**GIVEN REQUEST:** From the entries below, copy every line holding the word "Polygons".

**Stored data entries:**
○ ○ ○ ○ ○
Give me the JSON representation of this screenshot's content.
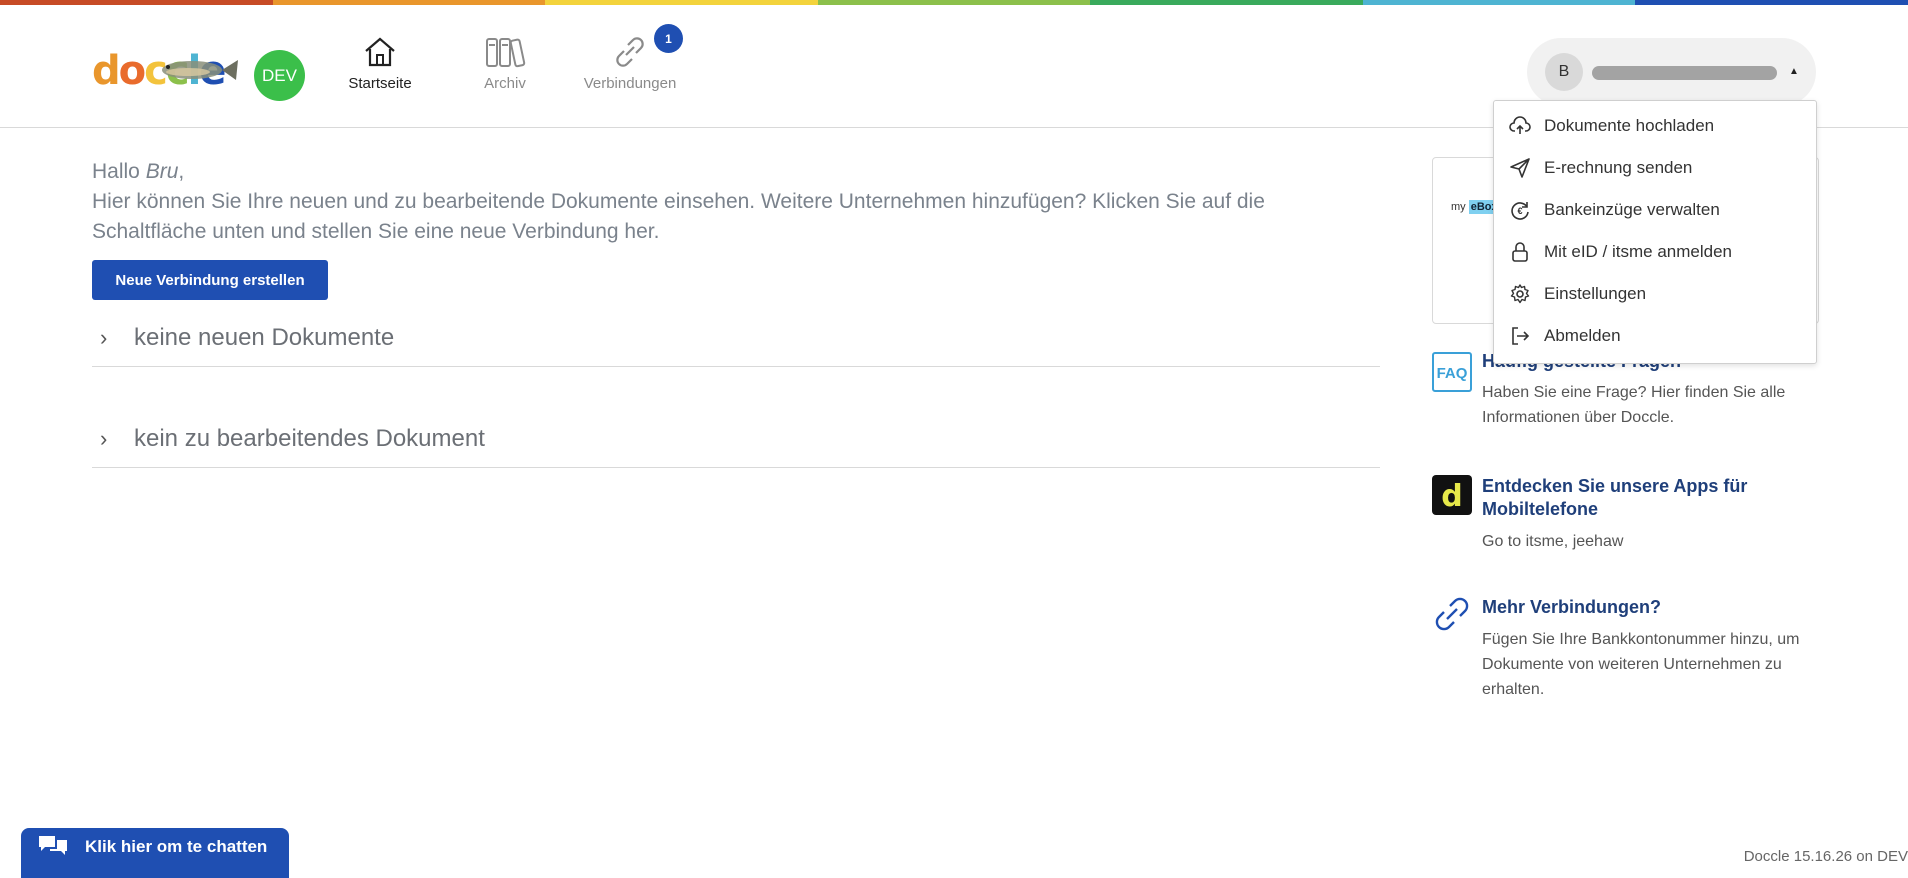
{
  "colors": {
    "rainbow": [
      "#c74b26",
      "#e9962c",
      "#f3d33c",
      "#8cc04b",
      "#3aaa5c",
      "#4eb4d2",
      "#1f4fb2"
    ],
    "accent": "#1f4fb2",
    "env_badge": "#3bbf4a"
  },
  "header": {
    "logo_text": "doccle",
    "env_badge": "DEV",
    "nav": [
      {
        "label": "Startseite",
        "icon": "home-icon",
        "active": true
      },
      {
        "label": "Archiv",
        "icon": "archive-icon",
        "active": false
      },
      {
        "label": "Verbindungen",
        "icon": "link-icon",
        "active": false,
        "badge": "1"
      }
    ],
    "user": {
      "avatar_initial": "B"
    }
  },
  "main": {
    "greeting_prefix": "Hallo ",
    "greeting_name": "Bru",
    "greeting_suffix": ",",
    "intro": "Hier können Sie Ihre neuen und zu bearbeitende Dokumente einsehen. Weitere Unternehmen hinzufügen? Klicken Sie auf die Schaltfläche unten und stellen Sie eine neue Verbindung her.",
    "new_connection_button": "Neue Verbindung erstellen",
    "sections": [
      {
        "label": "keine neuen Dokumente"
      },
      {
        "label": "kein zu bearbeitendes Dokument"
      }
    ]
  },
  "sidebar": {
    "promo": {
      "prefix": "my",
      "highlight": "eBox"
    },
    "faq": {
      "icon_text": "FAQ",
      "title": "Häufig gestellte Fragen",
      "text": "Haben Sie eine Frage? Hier finden Sie alle Informationen über Doccle."
    },
    "apps": {
      "icon_text": "d",
      "title": "Entdecken Sie unsere Apps für Mobiltelefone",
      "text": "Go to itsme, jeehaw"
    },
    "connections": {
      "title": "Mehr Verbindungen?",
      "text": "Fügen Sie Ihre Bankkontonummer hinzu, um Dokumente von weiteren Unternehmen zu erhalten."
    }
  },
  "user_menu": {
    "items": [
      {
        "label": "Dokumente hochladen",
        "icon": "cloud-upload-icon"
      },
      {
        "label": "E-rechnung senden",
        "icon": "send-icon"
      },
      {
        "label": "Bankeinzüge verwalten",
        "icon": "euro-refresh-icon"
      },
      {
        "label": "Mit eID / itsme anmelden",
        "icon": "lock-icon"
      },
      {
        "label": "Einstellungen",
        "icon": "gear-icon"
      },
      {
        "label": "Abmelden",
        "icon": "logout-icon"
      }
    ]
  },
  "footer": {
    "chat_button": "Klik hier om te chatten",
    "version": "Doccle 15.16.26 on DEV"
  }
}
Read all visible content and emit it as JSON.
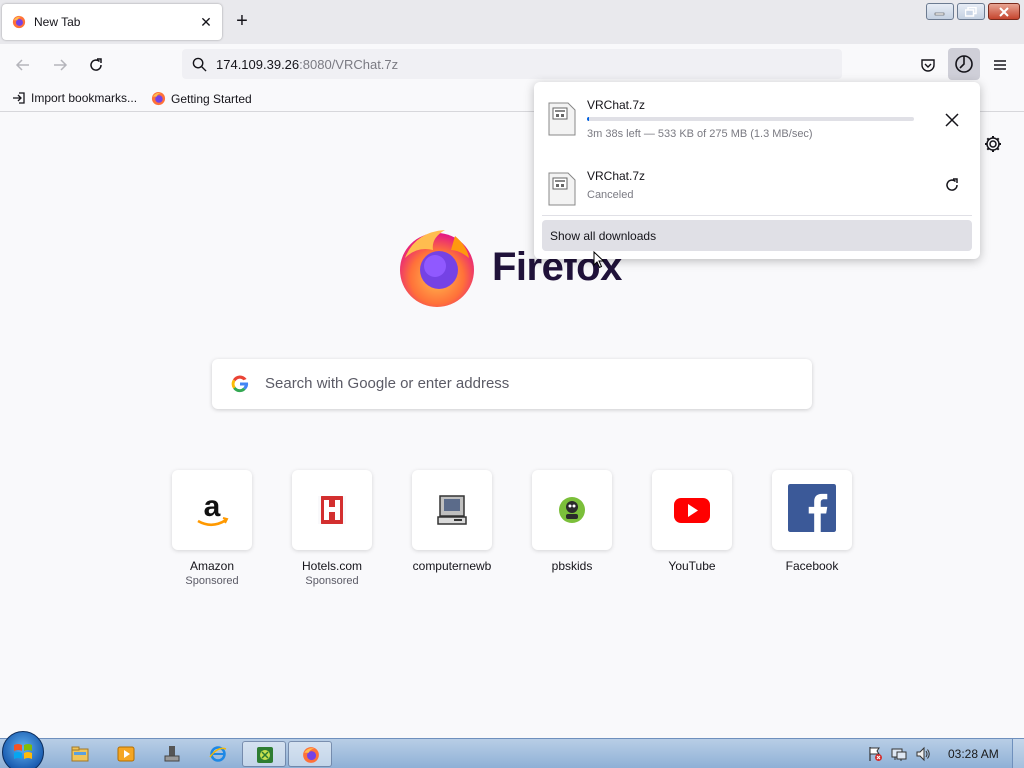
{
  "tab": {
    "title": "New Tab",
    "close_glyph": "✕",
    "new_tab_glyph": "+"
  },
  "nav": {
    "url_host": "174.109.39.26",
    "url_rest": ":8080/VRChat.7z"
  },
  "bookmarks": [
    {
      "label": "Import bookmarks...",
      "icon": "import-icon"
    },
    {
      "label": "Getting Started",
      "icon": "firefox-icon"
    }
  ],
  "newtab": {
    "wordmark": "Firefox",
    "search_placeholder": "Search with Google or enter address",
    "tiles": [
      {
        "name": "Amazon",
        "sponsor": "Sponsored",
        "icon": "amazon-icon"
      },
      {
        "name": "Hotels.com",
        "sponsor": "Sponsored",
        "icon": "hotels-icon"
      },
      {
        "name": "computernewb",
        "sponsor": "",
        "icon": "computer-icon"
      },
      {
        "name": "pbskids",
        "sponsor": "",
        "icon": "pbskids-icon"
      },
      {
        "name": "YouTube",
        "sponsor": "",
        "icon": "youtube-icon"
      },
      {
        "name": "Facebook",
        "sponsor": "",
        "icon": "facebook-icon"
      }
    ]
  },
  "downloads": {
    "items": [
      {
        "name": "VRChat.7z",
        "status": "3m 38s left — 533 KB of 275 MB (1.3 MB/sec)",
        "progress": 0.002,
        "action": "cancel-icon"
      },
      {
        "name": "VRChat.7z",
        "status": "Canceled",
        "action": "retry-icon"
      }
    ],
    "show_all": "Show all downloads"
  },
  "taskbar": {
    "clock": "03:28 AM",
    "apps": [
      "explorer-icon",
      "media-player-icon",
      "usb-icon",
      "ie-icon",
      "xbox-icon",
      "firefox-icon"
    ],
    "active_app": "firefox-icon"
  },
  "colors": {
    "accent": "#0060df",
    "wordmark": "#20123a",
    "youtube": "#ff0000",
    "facebook": "#3b5998",
    "hotels": "#d32f2f"
  }
}
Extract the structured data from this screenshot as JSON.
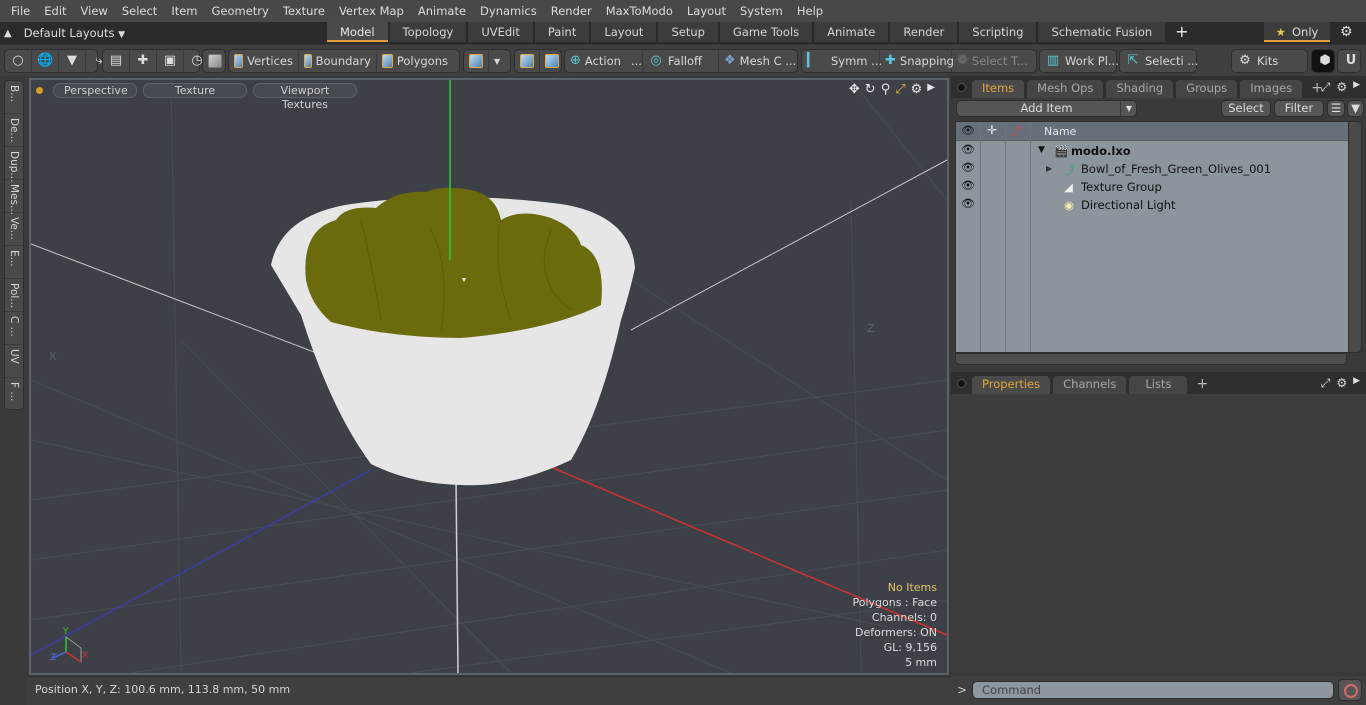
{
  "menu": [
    "File",
    "Edit",
    "View",
    "Select",
    "Item",
    "Geometry",
    "Texture",
    "Vertex Map",
    "Animate",
    "Dynamics",
    "Render",
    "MaxToModo",
    "Layout",
    "System",
    "Help"
  ],
  "layoutbar": {
    "layouts_label": "Default Layouts",
    "tabs": [
      "Model",
      "Topology",
      "UVEdit",
      "Paint",
      "Layout",
      "Setup",
      "Game Tools",
      "Animate",
      "Render",
      "Scripting",
      "Schematic Fusion"
    ],
    "active_tab": "Model",
    "only_label": "Only"
  },
  "toolbar": {
    "vertices": "Vertices",
    "boundary": "Boundary",
    "polygons": "Polygons",
    "action": "Action",
    "falloff": "Falloff",
    "mesh_constraints": "Mesh C ...",
    "symmetry": "Symm ...",
    "snapping": "Snapping",
    "select_through": "Select T...",
    "work_plane": "Work Pl...",
    "selection_sets": "Selecti ...",
    "kits": "Kits"
  },
  "left_tabs": [
    "B...",
    "De...",
    "Dup...",
    "Mes...",
    "Ve...",
    "E...",
    "Pol...",
    "C ...",
    "UV",
    "F ..."
  ],
  "viewport": {
    "view_mode": "Perspective",
    "shading": "Texture",
    "textures": "Viewport Textures",
    "stats": {
      "selection": "No Items",
      "polygons": "Polygons : Face",
      "channels": "Channels: 0",
      "deformers": "Deformers: ON",
      "gl": "GL: 9,156",
      "grid": "5 mm"
    },
    "axis_labels": {
      "x": "X",
      "y": "Y",
      "z": "Z"
    }
  },
  "statusbar": {
    "position": "Position X, Y, Z:   100.6 mm, 113.8 mm, 50 mm"
  },
  "items_panel": {
    "tabs": [
      "Items",
      "Mesh Ops",
      "Shading",
      "Groups",
      "Images"
    ],
    "active_tab": "Items",
    "add_item": "Add Item",
    "select": "Select",
    "filter": "Filter",
    "column_name": "Name",
    "tree": [
      {
        "label": "modo.lxo",
        "level": 0,
        "icon": "scene-icon",
        "bold": true
      },
      {
        "label": "Bowl_of_Fresh_Green_Olives_001",
        "level": 1,
        "icon": "mesh-locator-icon"
      },
      {
        "label": "Texture Group",
        "level": 1,
        "icon": "texture-group-icon"
      },
      {
        "label": "Directional Light",
        "level": 1,
        "icon": "light-icon"
      }
    ]
  },
  "properties_panel": {
    "tabs": [
      "Properties",
      "Channels",
      "Lists"
    ],
    "active_tab": "Properties"
  },
  "command": {
    "prompt": ">",
    "placeholder": "Command"
  },
  "colors": {
    "accent": "#e39d3a",
    "bowl": "#e6e6e6",
    "olives": "#6b6a0c",
    "viewport_bg": "#3d4147"
  }
}
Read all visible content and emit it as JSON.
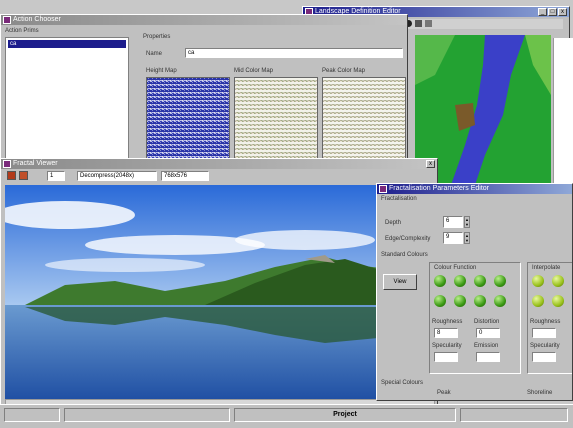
{
  "landscape_editor": {
    "title": "Landscape Definition Editor"
  },
  "action_chooser": {
    "title": "Action Chooser",
    "left_label": "Action Prims",
    "list_item": "ca",
    "properties_label": "Properties",
    "name_label": "Name",
    "name_value": "ca",
    "height_map_label": "Height Map",
    "mid_color_label": "Mid Color Map",
    "peak_color_label": "Peak Color Map"
  },
  "fractal_viewer": {
    "title": "Fractal Viewer",
    "frame_value": "1",
    "dropdown": "Decompress(2048x)",
    "readout": "768x576"
  },
  "params_editor": {
    "title": "Fractalisation Parameters Editor",
    "fractalisation_label": "Fractalisation",
    "depth_label": "Depth",
    "depth_value": "6",
    "edge_label": "Edge/Complexity",
    "edge_value": "9",
    "std_colours_label": "Standard Colours",
    "colour_function_label": "Colour Function",
    "interpolate_label": "Interpolate",
    "view_button": "View",
    "roughness_label": "Roughness",
    "distortion_label": "Distortion",
    "roughness_value": "8",
    "distortion_value": "0",
    "specularity_label": "Specularity",
    "emission_label": "Emission",
    "special_colours_label": "Special Colours",
    "peak_label": "Peak",
    "shoreline_label": "Shoreline"
  },
  "statusbar": {
    "project": "Project"
  },
  "colors": {
    "title_active": "#1d1d8c",
    "sea": "#3a40c8",
    "land": "#2e9a2e"
  }
}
○ ○ ○ ○ ○
**COMPLETE OUTPUT:**
    "polygons": "Polygons",
      "polygons": "Polygons : Face",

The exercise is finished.